In the listing below, identify each line with the word "values" and return those lines.
★ ★ ★ ★ ★ ★ ★
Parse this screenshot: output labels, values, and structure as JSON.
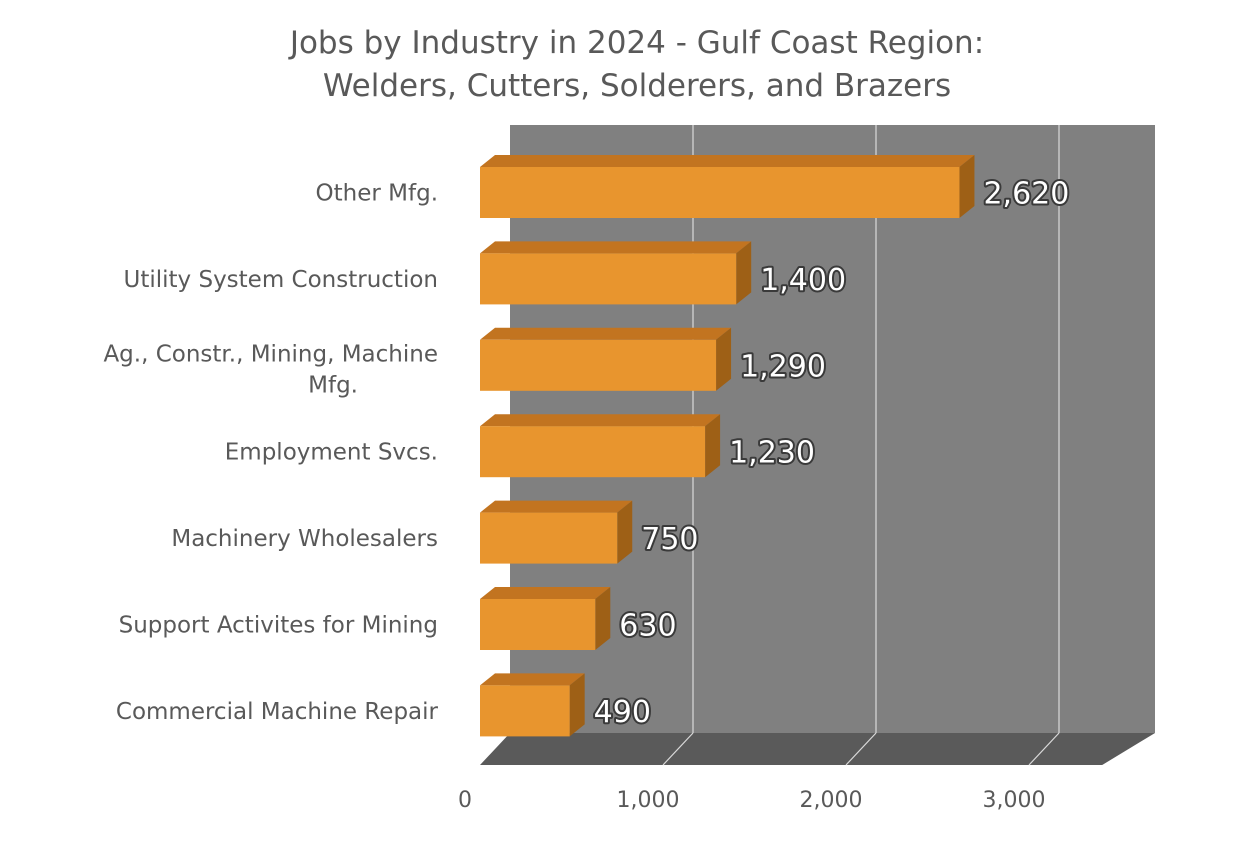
{
  "chart_data": {
    "type": "bar",
    "orientation": "horizontal",
    "style": "3d",
    "title": "Jobs by Industry in 2024 - Gulf Coast Region:",
    "subtitle": "Welders, Cutters, Solderers, and Brazers",
    "categories": [
      "Other Mfg.",
      "Utility System Construction",
      "Ag., Constr., Mining, Machine Mfg.",
      "Employment Svcs.",
      "Machinery Wholesalers",
      "Support Activites for Mining",
      "Commercial Machine Repair"
    ],
    "values": [
      2620,
      1400,
      1290,
      1230,
      750,
      630,
      490
    ],
    "data_labels": [
      "2,620",
      "1,400",
      "1,290",
      "1,230",
      "750",
      "630",
      "490"
    ],
    "xlim": [
      0,
      3400
    ],
    "x_ticks": [
      0,
      1000,
      2000,
      3000
    ],
    "x_tick_labels": [
      "0",
      "1,000",
      "2,000",
      "3,000"
    ],
    "xlabel": "",
    "ylabel": "",
    "grid": true,
    "legend": "none",
    "colors": {
      "bar_front": "#E8952E",
      "bar_top": "#C27420",
      "bar_side": "#9E6016",
      "back_wall": "#808080",
      "floor": "#5A5A5A",
      "gridline": "#D9D9D9",
      "text": "#595959",
      "data_label_fill": "#FFFFFF",
      "data_label_outline": "#3A3A3A"
    }
  }
}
★ ★ ★ ★ ★ ★ ★
#### In response:
Parse this screenshot: output labels, values, and structure as JSON.
    "values": [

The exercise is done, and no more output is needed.